What you are asked to do:
Word for word, retype every entry in the listing.

Records:
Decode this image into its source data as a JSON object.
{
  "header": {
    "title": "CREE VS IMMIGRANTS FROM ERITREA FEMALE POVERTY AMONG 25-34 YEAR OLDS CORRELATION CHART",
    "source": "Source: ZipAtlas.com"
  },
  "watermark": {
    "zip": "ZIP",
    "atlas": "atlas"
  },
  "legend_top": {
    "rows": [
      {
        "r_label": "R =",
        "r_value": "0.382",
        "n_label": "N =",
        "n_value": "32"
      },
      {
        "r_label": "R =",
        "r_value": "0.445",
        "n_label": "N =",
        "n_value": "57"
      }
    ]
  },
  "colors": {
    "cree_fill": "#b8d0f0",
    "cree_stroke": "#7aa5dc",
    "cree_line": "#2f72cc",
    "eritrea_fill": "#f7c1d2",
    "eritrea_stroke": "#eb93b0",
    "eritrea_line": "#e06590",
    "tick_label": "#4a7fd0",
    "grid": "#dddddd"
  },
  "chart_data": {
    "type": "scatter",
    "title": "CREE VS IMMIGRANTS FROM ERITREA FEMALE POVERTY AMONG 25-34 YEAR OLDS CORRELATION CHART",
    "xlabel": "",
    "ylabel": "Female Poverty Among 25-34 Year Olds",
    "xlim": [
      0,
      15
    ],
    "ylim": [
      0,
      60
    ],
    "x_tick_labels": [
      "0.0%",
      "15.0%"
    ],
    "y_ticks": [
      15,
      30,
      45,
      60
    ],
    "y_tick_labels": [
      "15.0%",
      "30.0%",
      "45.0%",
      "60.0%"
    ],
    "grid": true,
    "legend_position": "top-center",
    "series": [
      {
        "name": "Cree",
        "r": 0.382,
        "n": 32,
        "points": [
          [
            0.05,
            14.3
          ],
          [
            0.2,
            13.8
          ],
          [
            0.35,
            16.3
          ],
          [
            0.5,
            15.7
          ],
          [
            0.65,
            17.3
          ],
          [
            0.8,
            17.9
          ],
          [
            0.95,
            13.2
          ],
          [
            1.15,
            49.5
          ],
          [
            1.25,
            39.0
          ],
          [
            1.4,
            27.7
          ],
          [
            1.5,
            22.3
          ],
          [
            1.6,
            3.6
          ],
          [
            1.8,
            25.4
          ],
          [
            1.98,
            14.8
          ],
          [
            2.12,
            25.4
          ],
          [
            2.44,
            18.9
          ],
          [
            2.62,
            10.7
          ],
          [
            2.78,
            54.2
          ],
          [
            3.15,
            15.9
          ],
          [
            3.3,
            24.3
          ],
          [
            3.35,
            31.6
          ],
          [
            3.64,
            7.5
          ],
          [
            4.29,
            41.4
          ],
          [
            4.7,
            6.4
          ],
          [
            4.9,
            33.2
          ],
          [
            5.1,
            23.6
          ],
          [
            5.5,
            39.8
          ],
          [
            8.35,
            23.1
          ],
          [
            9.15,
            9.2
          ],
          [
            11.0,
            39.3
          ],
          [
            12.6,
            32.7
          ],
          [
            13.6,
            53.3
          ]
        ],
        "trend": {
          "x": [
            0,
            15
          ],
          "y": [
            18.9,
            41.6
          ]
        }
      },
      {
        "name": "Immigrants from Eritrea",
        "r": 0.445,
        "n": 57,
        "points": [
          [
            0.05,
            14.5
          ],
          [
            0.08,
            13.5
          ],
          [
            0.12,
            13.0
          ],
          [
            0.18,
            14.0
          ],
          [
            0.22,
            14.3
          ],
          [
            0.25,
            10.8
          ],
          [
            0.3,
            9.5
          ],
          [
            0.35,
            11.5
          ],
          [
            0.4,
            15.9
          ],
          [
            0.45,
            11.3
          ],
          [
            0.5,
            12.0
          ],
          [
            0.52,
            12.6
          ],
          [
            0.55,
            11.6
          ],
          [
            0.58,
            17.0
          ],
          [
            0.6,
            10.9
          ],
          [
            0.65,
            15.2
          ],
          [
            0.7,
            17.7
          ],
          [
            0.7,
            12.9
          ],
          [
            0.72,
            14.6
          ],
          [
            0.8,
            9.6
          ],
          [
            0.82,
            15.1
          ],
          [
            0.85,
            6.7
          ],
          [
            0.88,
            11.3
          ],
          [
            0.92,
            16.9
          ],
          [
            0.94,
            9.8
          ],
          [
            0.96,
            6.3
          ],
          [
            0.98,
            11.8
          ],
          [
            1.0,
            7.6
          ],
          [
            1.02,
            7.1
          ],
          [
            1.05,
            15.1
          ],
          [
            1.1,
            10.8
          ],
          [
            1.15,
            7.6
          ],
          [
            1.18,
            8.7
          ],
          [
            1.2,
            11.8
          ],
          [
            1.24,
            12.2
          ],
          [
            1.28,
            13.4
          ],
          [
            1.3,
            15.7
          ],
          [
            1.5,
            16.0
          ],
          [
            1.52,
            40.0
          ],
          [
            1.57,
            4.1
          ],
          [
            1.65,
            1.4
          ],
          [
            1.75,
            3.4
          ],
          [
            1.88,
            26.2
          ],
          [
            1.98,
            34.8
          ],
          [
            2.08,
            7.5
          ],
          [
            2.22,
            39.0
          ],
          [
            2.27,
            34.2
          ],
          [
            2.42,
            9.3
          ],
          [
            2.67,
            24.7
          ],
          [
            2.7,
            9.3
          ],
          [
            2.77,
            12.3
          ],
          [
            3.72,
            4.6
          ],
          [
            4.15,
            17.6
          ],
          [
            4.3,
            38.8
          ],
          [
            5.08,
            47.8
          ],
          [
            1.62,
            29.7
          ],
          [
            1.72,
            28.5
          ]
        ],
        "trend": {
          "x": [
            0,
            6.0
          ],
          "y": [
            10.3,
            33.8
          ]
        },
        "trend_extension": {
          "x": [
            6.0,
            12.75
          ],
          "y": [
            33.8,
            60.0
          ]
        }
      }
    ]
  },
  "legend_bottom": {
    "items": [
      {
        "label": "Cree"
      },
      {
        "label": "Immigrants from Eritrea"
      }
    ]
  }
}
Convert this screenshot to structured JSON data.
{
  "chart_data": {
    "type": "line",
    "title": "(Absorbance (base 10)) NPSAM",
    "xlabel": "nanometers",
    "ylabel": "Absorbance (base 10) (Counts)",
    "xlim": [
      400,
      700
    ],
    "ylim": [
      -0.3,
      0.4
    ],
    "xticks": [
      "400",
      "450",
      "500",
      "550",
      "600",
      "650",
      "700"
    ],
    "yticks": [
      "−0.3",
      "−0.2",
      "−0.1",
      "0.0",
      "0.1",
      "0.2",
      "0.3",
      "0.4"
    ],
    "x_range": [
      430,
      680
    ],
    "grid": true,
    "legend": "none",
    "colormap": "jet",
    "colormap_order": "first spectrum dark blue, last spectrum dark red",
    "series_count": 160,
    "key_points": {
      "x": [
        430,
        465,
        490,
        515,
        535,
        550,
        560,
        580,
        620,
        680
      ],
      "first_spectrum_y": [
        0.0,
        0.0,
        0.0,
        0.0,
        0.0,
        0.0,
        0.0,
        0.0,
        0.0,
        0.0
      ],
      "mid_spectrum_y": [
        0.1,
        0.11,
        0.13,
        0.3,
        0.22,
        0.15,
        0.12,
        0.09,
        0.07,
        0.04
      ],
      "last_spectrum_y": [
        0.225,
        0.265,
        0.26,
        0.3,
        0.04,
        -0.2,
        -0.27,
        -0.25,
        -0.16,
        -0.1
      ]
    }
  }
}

Solution for this exercise:
Decode this image into its source data as a JSON object.
{
  "header": {
    "title": "CREE VS IMMIGRANTS FROM ERITREA FEMALE POVERTY AMONG 25-34 YEAR OLDS CORRELATION CHART",
    "source": "Source: ZipAtlas.com"
  },
  "watermark": {
    "zip": "ZIP",
    "atlas": "atlas"
  },
  "legend_top": {
    "rows": [
      {
        "r_label": "R =",
        "r_value": "0.382",
        "n_label": "N =",
        "n_value": "32"
      },
      {
        "r_label": "R =",
        "r_value": "0.445",
        "n_label": "N =",
        "n_value": "57"
      }
    ]
  },
  "colors": {
    "cree_fill": "#b8d0f0",
    "cree_stroke": "#7aa5dc",
    "cree_line": "#2f72cc",
    "eritrea_fill": "#f7c1d2",
    "eritrea_stroke": "#eb93b0",
    "eritrea_line": "#e06590",
    "tick_label": "#4a7fd0",
    "grid": "#dddddd"
  },
  "chart_data": {
    "type": "scatter",
    "title": "CREE VS IMMIGRANTS FROM ERITREA FEMALE POVERTY AMONG 25-34 YEAR OLDS CORRELATION CHART",
    "xlabel": "",
    "ylabel": "Female Poverty Among 25-34 Year Olds",
    "xlim": [
      0,
      15
    ],
    "ylim": [
      0,
      60
    ],
    "x_tick_labels": [
      "0.0%",
      "15.0%"
    ],
    "y_ticks": [
      15,
      30,
      45,
      60
    ],
    "y_tick_labels": [
      "15.0%",
      "30.0%",
      "45.0%",
      "60.0%"
    ],
    "grid": true,
    "legend_position": "top-center",
    "series": [
      {
        "name": "Cree",
        "r": 0.382,
        "n": 32,
        "points": [
          [
            0.05,
            14.3
          ],
          [
            0.2,
            13.8
          ],
          [
            0.35,
            16.3
          ],
          [
            0.5,
            15.7
          ],
          [
            0.65,
            17.3
          ],
          [
            0.8,
            17.9
          ],
          [
            0.95,
            13.2
          ],
          [
            1.15,
            49.5
          ],
          [
            1.25,
            39.0
          ],
          [
            1.4,
            27.7
          ],
          [
            1.5,
            22.3
          ],
          [
            1.6,
            3.6
          ],
          [
            1.8,
            25.4
          ],
          [
            1.98,
            14.8
          ],
          [
            2.12,
            25.4
          ],
          [
            2.44,
            18.9
          ],
          [
            2.62,
            10.7
          ],
          [
            2.78,
            54.2
          ],
          [
            3.15,
            15.9
          ],
          [
            3.3,
            24.3
          ],
          [
            3.35,
            31.6
          ],
          [
            3.64,
            7.5
          ],
          [
            4.29,
            41.4
          ],
          [
            4.7,
            6.4
          ],
          [
            4.9,
            33.2
          ],
          [
            5.1,
            23.6
          ],
          [
            5.5,
            39.8
          ],
          [
            8.35,
            23.1
          ],
          [
            9.15,
            9.2
          ],
          [
            11.0,
            39.3
          ],
          [
            12.6,
            32.7
          ],
          [
            13.6,
            53.3
          ]
        ],
        "trend": {
          "x": [
            0,
            15
          ],
          "y": [
            18.9,
            41.6
          ]
        }
      },
      {
        "name": "Immigrants from Eritrea",
        "r": 0.445,
        "n": 57,
        "points": [
          [
            0.05,
            14.5
          ],
          [
            0.08,
            13.5
          ],
          [
            0.12,
            13.0
          ],
          [
            0.18,
            14.0
          ],
          [
            0.22,
            14.3
          ],
          [
            0.25,
            10.8
          ],
          [
            0.3,
            9.5
          ],
          [
            0.35,
            11.5
          ],
          [
            0.4,
            15.9
          ],
          [
            0.45,
            11.3
          ],
          [
            0.5,
            12.0
          ],
          [
            0.52,
            12.6
          ],
          [
            0.55,
            11.6
          ],
          [
            0.58,
            17.0
          ],
          [
            0.6,
            10.9
          ],
          [
            0.65,
            15.2
          ],
          [
            0.7,
            17.7
          ],
          [
            0.7,
            12.9
          ],
          [
            0.72,
            14.6
          ],
          [
            0.8,
            9.6
          ],
          [
            0.82,
            15.1
          ],
          [
            0.85,
            6.7
          ],
          [
            0.88,
            11.3
          ],
          [
            0.92,
            16.9
          ],
          [
            0.94,
            9.8
          ],
          [
            0.96,
            6.3
          ],
          [
            0.98,
            11.8
          ],
          [
            1.0,
            7.6
          ],
          [
            1.02,
            7.1
          ],
          [
            1.05,
            15.1
          ],
          [
            1.1,
            10.8
          ],
          [
            1.15,
            7.6
          ],
          [
            1.18,
            8.7
          ],
          [
            1.2,
            11.8
          ],
          [
            1.24,
            12.2
          ],
          [
            1.28,
            13.4
          ],
          [
            1.3,
            15.7
          ],
          [
            1.5,
            16.0
          ],
          [
            1.52,
            40.0
          ],
          [
            1.57,
            4.1
          ],
          [
            1.65,
            1.4
          ],
          [
            1.75,
            3.4
          ],
          [
            1.88,
            26.2
          ],
          [
            1.98,
            34.8
          ],
          [
            2.08,
            7.5
          ],
          [
            2.22,
            39.0
          ],
          [
            2.27,
            34.2
          ],
          [
            2.42,
            9.3
          ],
          [
            2.67,
            24.7
          ],
          [
            2.7,
            9.3
          ],
          [
            2.77,
            12.3
          ],
          [
            3.72,
            4.6
          ],
          [
            4.15,
            17.6
          ],
          [
            4.3,
            38.8
          ],
          [
            5.08,
            47.8
          ],
          [
            1.62,
            29.7
          ],
          [
            1.72,
            28.5
          ]
        ],
        "trend": {
          "x": [
            0,
            6.0
          ],
          "y": [
            10.3,
            33.8
          ]
        },
        "trend_extension": {
          "x": [
            6.0,
            12.75
          ],
          "y": [
            33.8,
            60.0
          ]
        }
      }
    ]
  },
  "legend_bottom": {
    "items": [
      {
        "label": "Cree"
      },
      {
        "label": "Immigrants from Eritrea"
      }
    ]
  }
}
Convert this screenshot to structured JSON data.
{
  "chart_data": {
    "type": "line",
    "title": "(Absorbance (base 10)) NPSAM",
    "xlabel": "nanometers",
    "ylabel": "Absorbance (base 10) (Counts)",
    "xlim": [
      400,
      700
    ],
    "ylim": [
      -0.3,
      0.4
    ],
    "xticks": [
      "400",
      "450",
      "500",
      "550",
      "600",
      "650",
      "700"
    ],
    "yticks": [
      "−0.3",
      "−0.2",
      "−0.1",
      "0.0",
      "0.1",
      "0.2",
      "0.3",
      "0.4"
    ],
    "x_range": [
      430,
      680
    ],
    "grid": true,
    "legend": "none",
    "colormap": "jet",
    "colormap_order": "first spectrum dark blue, last spectrum dark red",
    "series_count": 160,
    "key_points": {
      "x": [
        430,
        465,
        490,
        515,
        535,
        550,
        560,
        580,
        620,
        680
      ],
      "first_spectrum_y": [
        0.0,
        0.0,
        0.0,
        0.0,
        0.0,
        0.0,
        0.0,
        0.0,
        0.0,
        0.0
      ],
      "mid_spectrum_y": [
        0.1,
        0.11,
        0.13,
        0.3,
        0.22,
        0.15,
        0.12,
        0.09,
        0.07,
        0.04
      ],
      "last_spectrum_y": [
        0.225,
        0.265,
        0.26,
        0.3,
        0.04,
        -0.2,
        -0.27,
        -0.25,
        -0.16,
        -0.1
      ]
    }
  }
}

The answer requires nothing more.